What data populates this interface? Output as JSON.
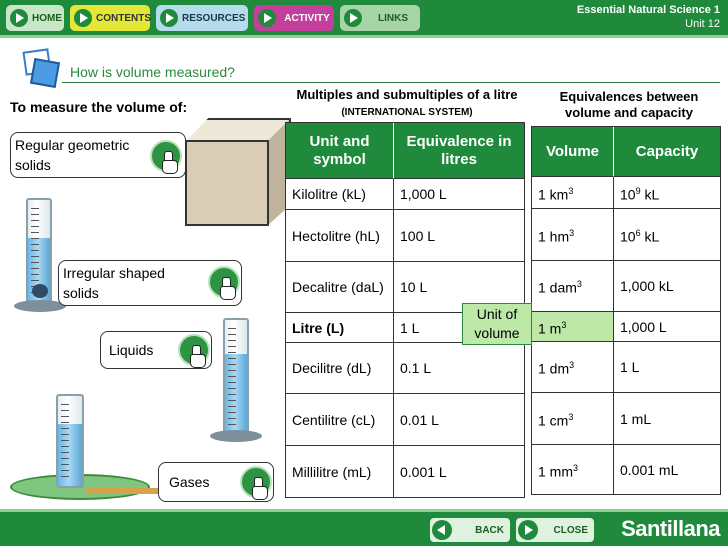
{
  "nav": {
    "home": "HOME",
    "contents": "CONTENTS",
    "resources": "RESOURCES",
    "activity": "ACTIVITY",
    "links": "LINKS"
  },
  "course": {
    "title": "Essential Natural Science 1",
    "unit": "Unit 12"
  },
  "page": {
    "question": "How is volume measured?",
    "measure_heading": "To measure the volume of:"
  },
  "items": {
    "regular": "Regular geometric solids",
    "irregular": "Irregular shaped solids",
    "liquids": "Liquids",
    "gases": "Gases"
  },
  "litre_table": {
    "title": "Multiples and submultiples of a litre",
    "subtitle": "(INTERNATIONAL SYSTEM)",
    "headers": [
      "Unit and symbol",
      "Equivalence in litres"
    ],
    "rows": [
      [
        "Kilolitre (kL)",
        "1,000 L"
      ],
      [
        "Hectolitre (hL)",
        "100 L"
      ],
      [
        "Decalitre (daL)",
        "10 L"
      ],
      [
        "Litre (L)",
        "1 L"
      ],
      [
        "Decilitre (dL)",
        "0.1 L"
      ],
      [
        "Centilitre (cL)",
        "0.01 L"
      ],
      [
        "Millilitre (mL)",
        "0.001 L"
      ]
    ]
  },
  "equiv_table": {
    "title": "Equivalences between volume and capacity",
    "headers": [
      "Volume",
      "Capacity"
    ],
    "rows": [
      {
        "base": "1 km",
        "exp": "3",
        "cap_base": "10",
        "cap_exp": "9",
        "cap_unit": " kL"
      },
      {
        "base": "1 hm",
        "exp": "3",
        "cap_base": "10",
        "cap_exp": "6",
        "cap_unit": " kL"
      },
      {
        "base": "1 dam",
        "exp": "3",
        "cap_base": "1,000 kL",
        "cap_exp": "",
        "cap_unit": ""
      },
      {
        "base": "1 m",
        "exp": "3",
        "cap_base": "1,000 L",
        "cap_exp": "",
        "cap_unit": ""
      },
      {
        "base": "1 dm",
        "exp": "3",
        "cap_base": "1 L",
        "cap_exp": "",
        "cap_unit": ""
      },
      {
        "base": "1 cm",
        "exp": "3",
        "cap_base": "1 mL",
        "cap_exp": "",
        "cap_unit": ""
      },
      {
        "base": "1 mm",
        "exp": "3",
        "cap_base": "0.001 mL",
        "cap_exp": "",
        "cap_unit": ""
      }
    ]
  },
  "unit_note": "Unit of volume",
  "footer": {
    "back": "BACK",
    "close": "CLOSE",
    "brand": "Santillana"
  }
}
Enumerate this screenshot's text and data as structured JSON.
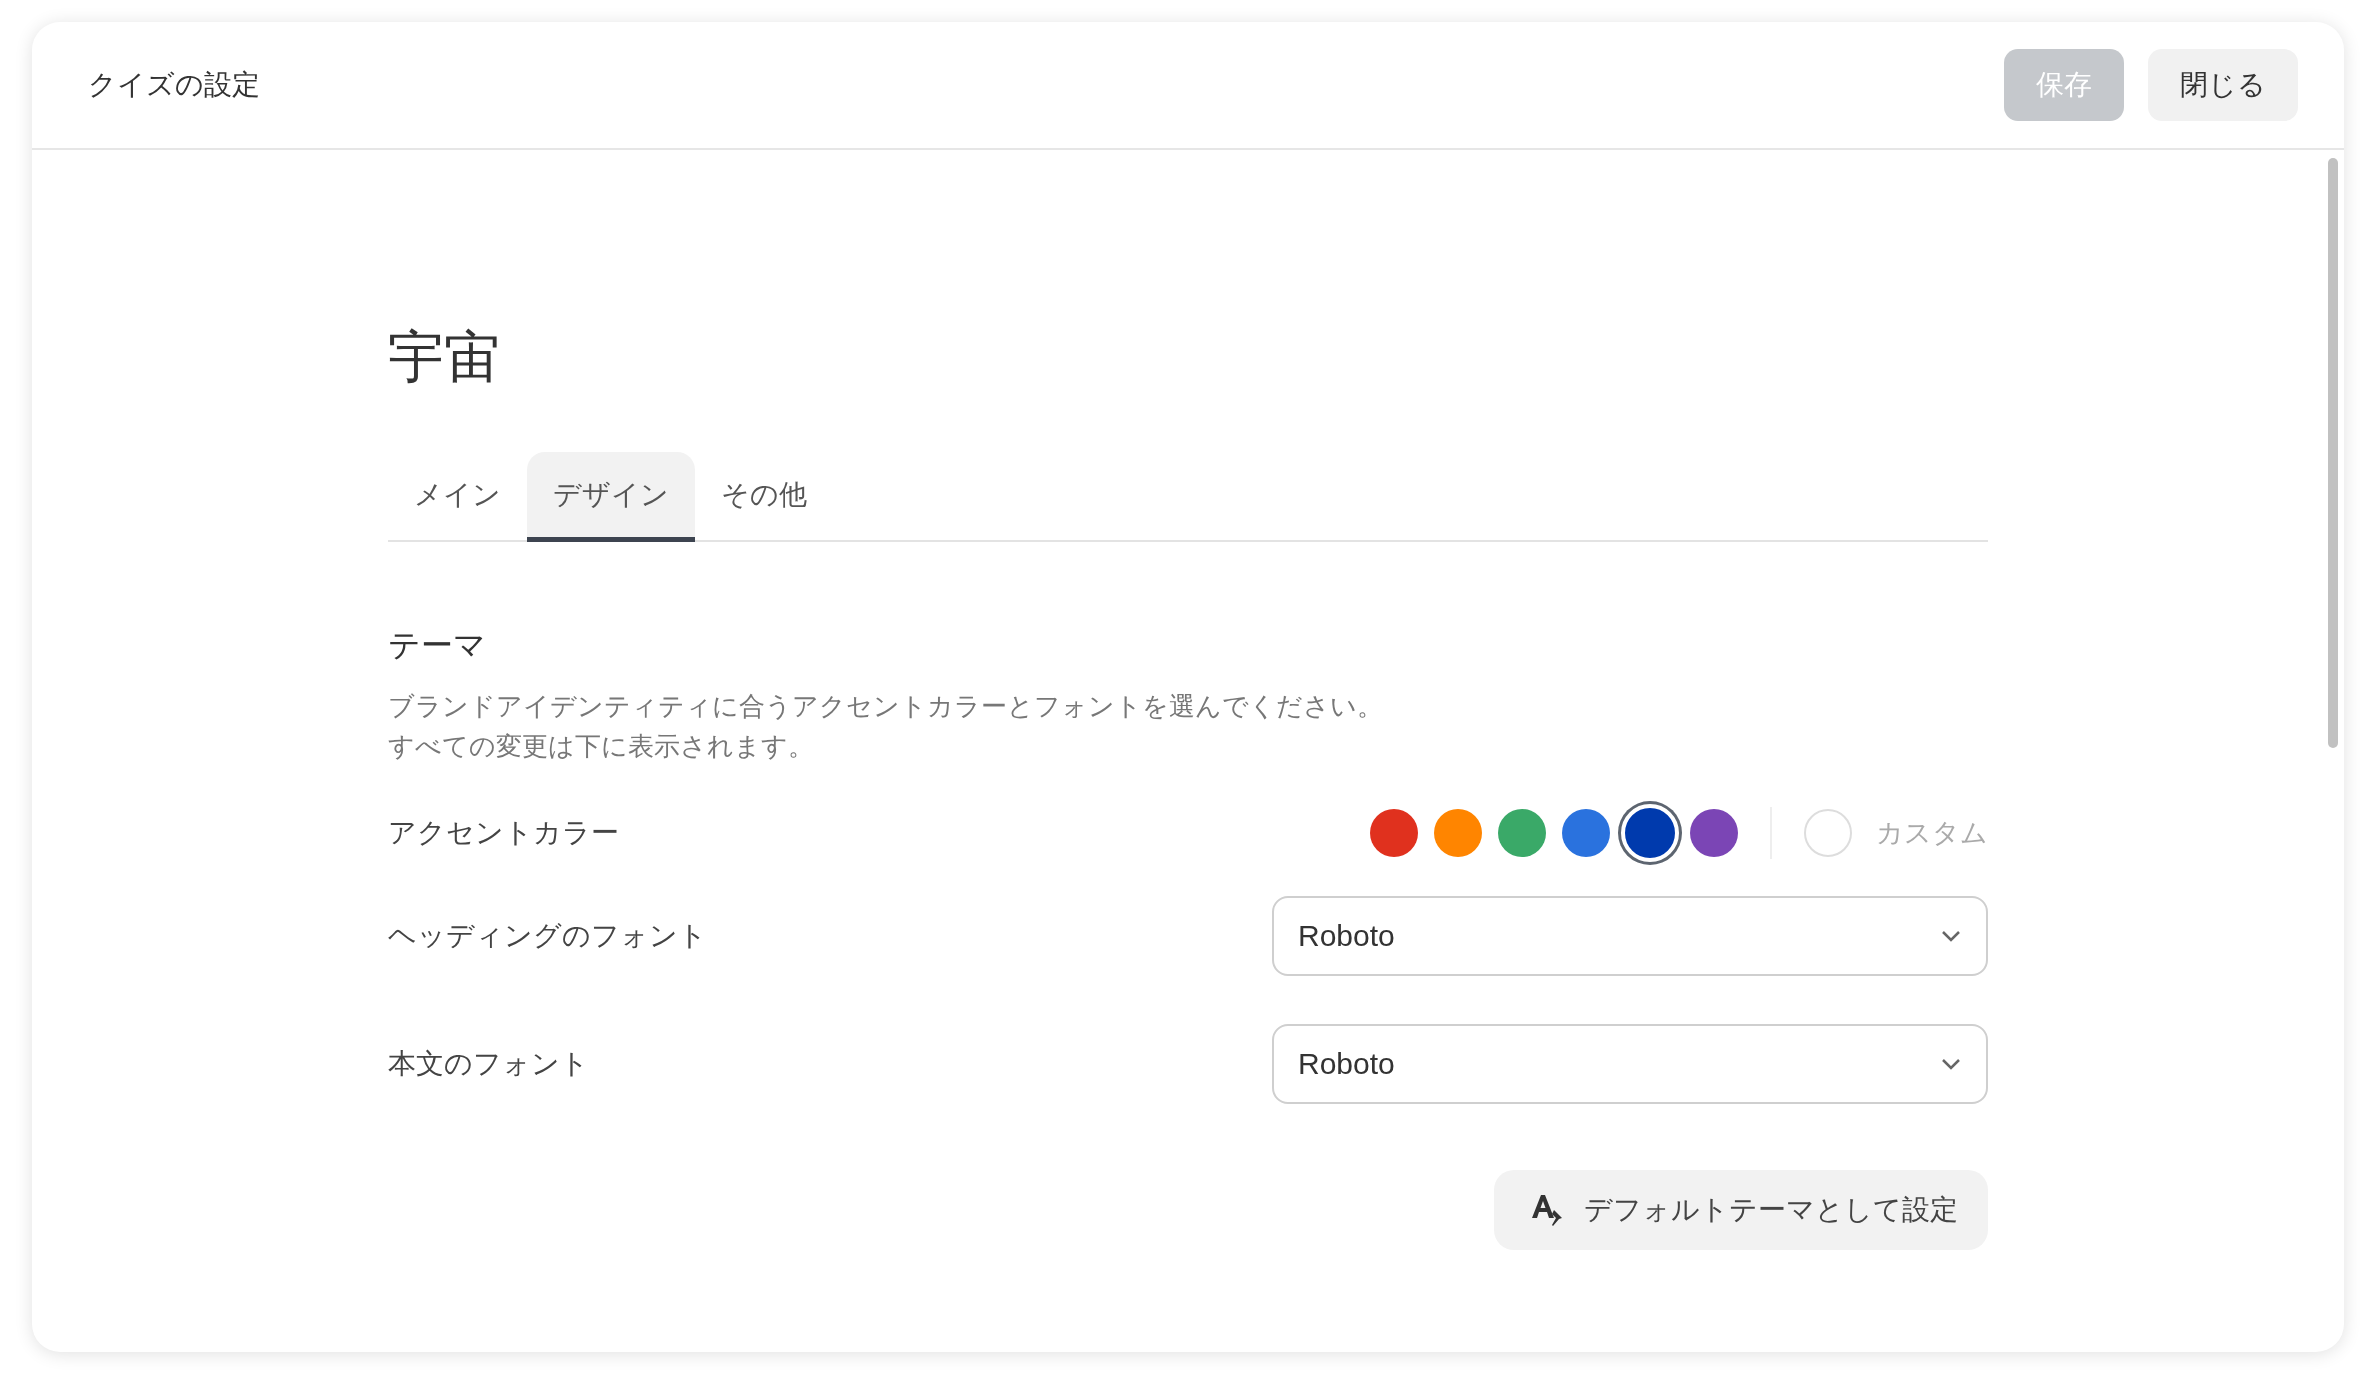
{
  "header": {
    "title": "クイズの設定",
    "buttons": [
      {
        "label": "保存",
        "disabled": true
      },
      {
        "label": "閉じる",
        "disabled": false
      }
    ]
  },
  "quiz_title": "宇宙",
  "tabs": [
    {
      "label": "メイン",
      "selected": false
    },
    {
      "label": "デザイン",
      "selected": true
    },
    {
      "label": "その他",
      "selected": false
    }
  ],
  "theme": {
    "title": "テーマ",
    "description": [
      "ブランドアイデンティティに合うアクセントカラーとフォントを選んでください。",
      "すべての変更は下に表示されます。"
    ],
    "accent": {
      "label": "アクセントカラー",
      "swatches": [
        {
          "color": "#e0311e",
          "selected": false
        },
        {
          "color": "#ff8500",
          "selected": false
        },
        {
          "color": "#3aa968",
          "selected": false
        },
        {
          "color": "#2a72de",
          "selected": false
        },
        {
          "color": "#003aad",
          "selected": true
        },
        {
          "color": "#7b45b5",
          "selected": false
        }
      ],
      "custom_label": "カスタム"
    },
    "fonts": [
      {
        "label": "ヘッディングのフォント",
        "value": "Roboto"
      },
      {
        "label": "本文のフォント",
        "value": "Roboto"
      }
    ],
    "default_button": "デフォルトテーマとして設定"
  }
}
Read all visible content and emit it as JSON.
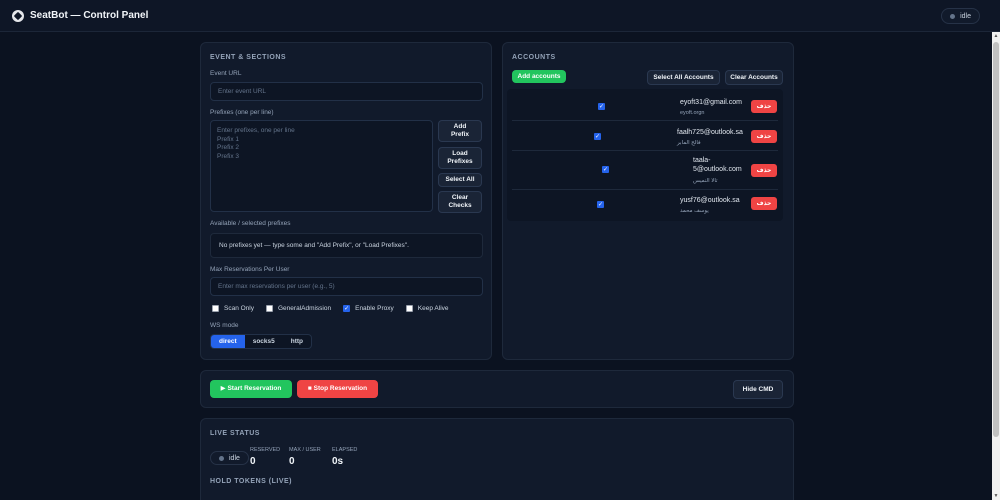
{
  "app": {
    "title": "SeatBot — Control Panel",
    "status": "idle"
  },
  "event": {
    "section_title": "EVENT & SECTIONS",
    "url_label": "Event URL",
    "url_placeholder": "Enter event URL",
    "prefixes_label": "Prefixes (one per line)",
    "prefixes_placeholder": [
      "Enter prefixes, one per line",
      "Prefix 1",
      "Prefix 2",
      "Prefix 3"
    ],
    "add_prefix": "Add Prefix",
    "load_prefixes": "Load Prefixes",
    "select_all": "Select All",
    "clear_checks": "Clear Checks",
    "available_label": "Available / selected prefixes",
    "empty_text": "No prefixes yet — type some and \"Add Prefix\", or \"Load Prefixes\".",
    "max_label": "Max Reservations Per User",
    "max_placeholder": "Enter max reservations per user (e.g., 5)",
    "options": [
      {
        "label": "Scan Only",
        "checked": false
      },
      {
        "label": "GeneralAdmission",
        "checked": false
      },
      {
        "label": "Enable Proxy",
        "checked": true
      },
      {
        "label": "Keep Alive",
        "checked": false
      }
    ],
    "ws_label": "WS mode",
    "ws_modes": [
      "direct",
      "socks5",
      "http"
    ],
    "ws_selected": "direct"
  },
  "accounts": {
    "section_title": "ACCOUNTS",
    "add_accounts": "Add accounts",
    "select_all": "Select All Accounts",
    "clear": "Clear Accounts",
    "delete_label": "حذف",
    "items": [
      {
        "email": "eyoft31@gmail.com",
        "name": "eyoft.orgn",
        "checked": true
      },
      {
        "email": "faalh725@outlook.sa",
        "name": "فالح المابر",
        "checked": true
      },
      {
        "email": "taala-\n5@outlook.com",
        "name": "تالا النميس",
        "checked": true
      },
      {
        "email": "yusf76@outlook.sa",
        "name": "يوسف محمد",
        "checked": true
      }
    ]
  },
  "actions": {
    "start": "▶ Start Reservation",
    "stop": "■ Stop Reservation",
    "hide_cmd": "Hide CMD"
  },
  "live": {
    "section_title": "LIVE STATUS",
    "status": "idle",
    "stats": [
      {
        "label": "RESERVED",
        "value": "0"
      },
      {
        "label": "MAX / USER",
        "value": "0"
      },
      {
        "label": "ELAPSED",
        "value": "0s"
      }
    ],
    "hold_title": "HOLD TOKENS (LIVE)"
  }
}
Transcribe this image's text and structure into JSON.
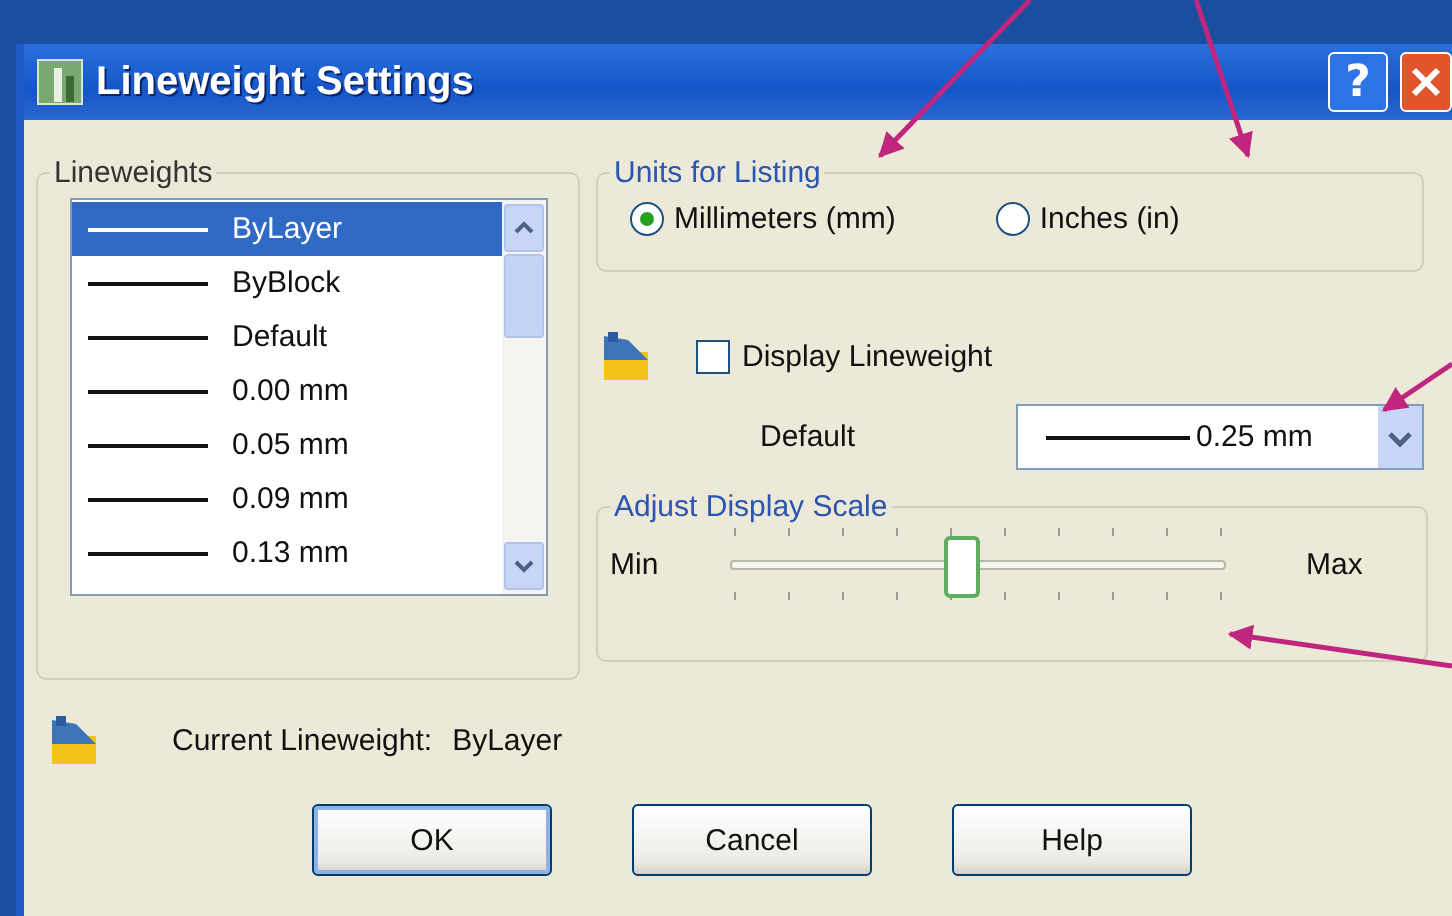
{
  "window": {
    "title": "Lineweight Settings",
    "help_glyph": "?"
  },
  "lineweights": {
    "label": "Lineweights",
    "items": [
      {
        "label": "ByLayer",
        "selected": true
      },
      {
        "label": "ByBlock",
        "selected": false
      },
      {
        "label": "Default",
        "selected": false
      },
      {
        "label": "0.00 mm",
        "selected": false
      },
      {
        "label": "0.05 mm",
        "selected": false
      },
      {
        "label": "0.09 mm",
        "selected": false
      },
      {
        "label": "0.13 mm",
        "selected": false
      }
    ]
  },
  "units": {
    "label": "Units for Listing",
    "options": [
      {
        "label": "Millimeters (mm)",
        "selected": true
      },
      {
        "label": "Inches (in)",
        "selected": false
      }
    ]
  },
  "display_lineweight": {
    "label": "Display Lineweight",
    "checked": false
  },
  "default": {
    "label": "Default",
    "value": "0.25 mm"
  },
  "scale": {
    "label": "Adjust Display Scale",
    "min_label": "Min",
    "max_label": "Max",
    "level": 0.44
  },
  "current": {
    "label": "Current Lineweight:",
    "value": "ByLayer"
  },
  "buttons": [
    "OK",
    "Cancel",
    "Help"
  ]
}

################

▸ **EXERCISE**
Leave out the pictures and copy the rest of the material above exactly.

▸ **ANSWER IN FULL**
What data populates this interface? Output as JSON.
{
  "nav": {
    "home": "HOME",
    "contents": "CONTENTS",
    "resources": "RESOURCES",
    "activity": "ACTIVITY",
    "links": "LINKS"
  },
  "course": {
    "title": "Essential Natural Science 1",
    "unit": "Unit 12"
  },
  "page": {
    "question": "How is volume measured?",
    "measure_heading": "To measure the volume of:"
  },
  "items": {
    "regular": "Regular geometric solids",
    "irregular": "Irregular shaped solids",
    "liquids": "Liquids",
    "gases": "Gases"
  },
  "litre_table": {
    "title": "Multiples and submultiples of a litre",
    "subtitle": "(INTERNATIONAL SYSTEM)",
    "headers": [
      "Unit and symbol",
      "Equivalence in litres"
    ],
    "rows": [
      [
        "Kilolitre (kL)",
        "1,000 L"
      ],
      [
        "Hectolitre (hL)",
        "100 L"
      ],
      [
        "Decalitre (daL)",
        "10 L"
      ],
      [
        "Litre (L)",
        "1 L"
      ],
      [
        "Decilitre (dL)",
        "0.1 L"
      ],
      [
        "Centilitre (cL)",
        "0.01 L"
      ],
      [
        "Millilitre (mL)",
        "0.001 L"
      ]
    ]
  },
  "equiv_table": {
    "title": "Equivalences between volume and capacity",
    "headers": [
      "Volume",
      "Capacity"
    ],
    "rows": [
      {
        "base": "1 km",
        "exp": "3",
        "cap_base": "10",
        "cap_exp": "9",
        "cap_unit": " kL"
      },
      {
        "base": "1 hm",
        "exp": "3",
        "cap_base": "10",
        "cap_exp": "6",
        "cap_unit": " kL"
      },
      {
        "base": "1 dam",
        "exp": "3",
        "cap_base": "1,000 kL",
        "cap_exp": "",
        "cap_unit": ""
      },
      {
        "base": "1 m",
        "exp": "3",
        "cap_base": "1,000 L",
        "cap_exp": "",
        "cap_unit": ""
      },
      {
        "base": "1 dm",
        "exp": "3",
        "cap_base": "1 L",
        "cap_exp": "",
        "cap_unit": ""
      },
      {
        "base": "1 cm",
        "exp": "3",
        "cap_base": "1 mL",
        "cap_exp": "",
        "cap_unit": ""
      },
      {
        "base": "1 mm",
        "exp": "3",
        "cap_base": "0.001 mL",
        "cap_exp": "",
        "cap_unit": ""
      }
    ]
  },
  "unit_note": "Unit of volume",
  "footer": {
    "back": "BACK",
    "close": "CLOSE",
    "brand": "Santillana"
  }
}
Enumerate this screenshot's text and data as structured JSON.
{
  "header": {
    "title": "クイズの設定",
    "buttons": [
      {
        "label": "保存",
        "disabled": true
      },
      {
        "label": "閉じる",
        "disabled": false
      }
    ]
  },
  "quiz_title": "宇宙",
  "tabs": [
    {
      "label": "メイン",
      "selected": false
    },
    {
      "label": "デザイン",
      "selected": true
    },
    {
      "label": "その他",
      "selected": false
    }
  ],
  "theme": {
    "title": "テーマ",
    "description": [
      "ブランドアイデンティティに合うアクセントカラーとフォントを選んでください。",
      "すべての変更は下に表示されます。"
    ],
    "accent": {
      "label": "アクセントカラー",
      "swatches": [
        {
          "color": "#e0311e",
          "selected": false
        },
        {
          "color": "#ff8500",
          "selected": false
        },
        {
          "color": "#3aa968",
          "selected": false
        },
        {
          "color": "#2a72de",
          "selected": false
        },
        {
          "color": "#003aad",
          "selected": true
        },
        {
          "color": "#7b45b5",
          "selected": false
        }
      ],
      "custom_label": "カスタム"
    },
    "fonts": [
      {
        "label": "ヘッディングのフォント",
        "value": "Roboto"
      },
      {
        "label": "本文のフォント",
        "value": "Roboto"
      }
    ],
    "default_button": "デフォルトテーマとして設定"
  }
}
Read all visible content and emit it as JSON.
{
  "app": {
    "title": "SeatBot — Control Panel",
    "status": "idle"
  },
  "event": {
    "section_title": "EVENT & SECTIONS",
    "url_label": "Event URL",
    "url_placeholder": "Enter event URL",
    "prefixes_label": "Prefixes (one per line)",
    "prefixes_placeholder": [
      "Enter prefixes, one per line",
      "Prefix 1",
      "Prefix 2",
      "Prefix 3"
    ],
    "add_prefix": "Add Prefix",
    "load_prefixes": "Load Prefixes",
    "select_all": "Select All",
    "clear_checks": "Clear Checks",
    "available_label": "Available / selected prefixes",
    "empty_text": "No prefixes yet — type some and \"Add Prefix\", or \"Load Prefixes\".",
    "max_label": "Max Reservations Per User",
    "max_placeholder": "Enter max reservations per user (e.g., 5)",
    "options": [
      {
        "label": "Scan Only",
        "checked": false
      },
      {
        "label": "GeneralAdmission",
        "checked": false
      },
      {
        "label": "Enable Proxy",
        "checked": true
      },
      {
        "label": "Keep Alive",
        "checked": false
      }
    ],
    "ws_label": "WS mode",
    "ws_modes": [
      "direct",
      "socks5",
      "http"
    ],
    "ws_selected": "direct"
  },
  "accounts": {
    "section_title": "ACCOUNTS",
    "add_accounts": "Add accounts",
    "select_all": "Select All Accounts",
    "clear": "Clear Accounts",
    "delete_label": "حذف",
    "items": [
      {
        "email": "eyoft31@gmail.com",
        "name": "eyoft.orgn",
        "checked": true
      },
      {
        "email": "faalh725@outlook.sa",
        "name": "فالح المابر",
        "checked": true
      },
      {
        "email": "taala-\n5@outlook.com",
        "name": "تالا النميس",
        "checked": true
      },
      {
        "email": "yusf76@outlook.sa",
        "name": "يوسف محمد",
        "checked": true
      }
    ]
  },
  "actions": {
    "start": "▶ Start Reservation",
    "stop": "■ Stop Reservation",
    "hide_cmd": "Hide CMD"
  },
  "live": {
    "section_title": "LIVE STATUS",
    "status": "idle",
    "stats": [
      {
        "label": "RESERVED",
        "value": "0"
      },
      {
        "label": "MAX / USER",
        "value": "0"
      },
      {
        "label": "ELAPSED",
        "value": "0s"
      }
    ],
    "hold_title": "HOLD TOKENS (LIVE)"
  }
}
Transcribe this image's text and structure into JSON.
{
  "window": {
    "title": "Lineweight Settings",
    "help_glyph": "?"
  },
  "lineweights": {
    "label": "Lineweights",
    "items": [
      {
        "label": "ByLayer",
        "selected": true
      },
      {
        "label": "ByBlock",
        "selected": false
      },
      {
        "label": "Default",
        "selected": false
      },
      {
        "label": "0.00 mm",
        "selected": false
      },
      {
        "label": "0.05 mm",
        "selected": false
      },
      {
        "label": "0.09 mm",
        "selected": false
      },
      {
        "label": "0.13 mm",
        "selected": false
      }
    ]
  },
  "units": {
    "label": "Units for Listing",
    "options": [
      {
        "label": "Millimeters (mm)",
        "selected": true
      },
      {
        "label": "Inches (in)",
        "selected": false
      }
    ]
  },
  "display_lineweight": {
    "label": "Display Lineweight",
    "checked": false
  },
  "default": {
    "label": "Default",
    "value": "0.25 mm"
  },
  "scale": {
    "label": "Adjust Display Scale",
    "min_label": "Min",
    "max_label": "Max",
    "level": 0.44
  },
  "current": {
    "label": "Current Lineweight:",
    "value": "ByLayer"
  },
  "buttons": [
    "OK",
    "Cancel",
    "Help"
  ]
}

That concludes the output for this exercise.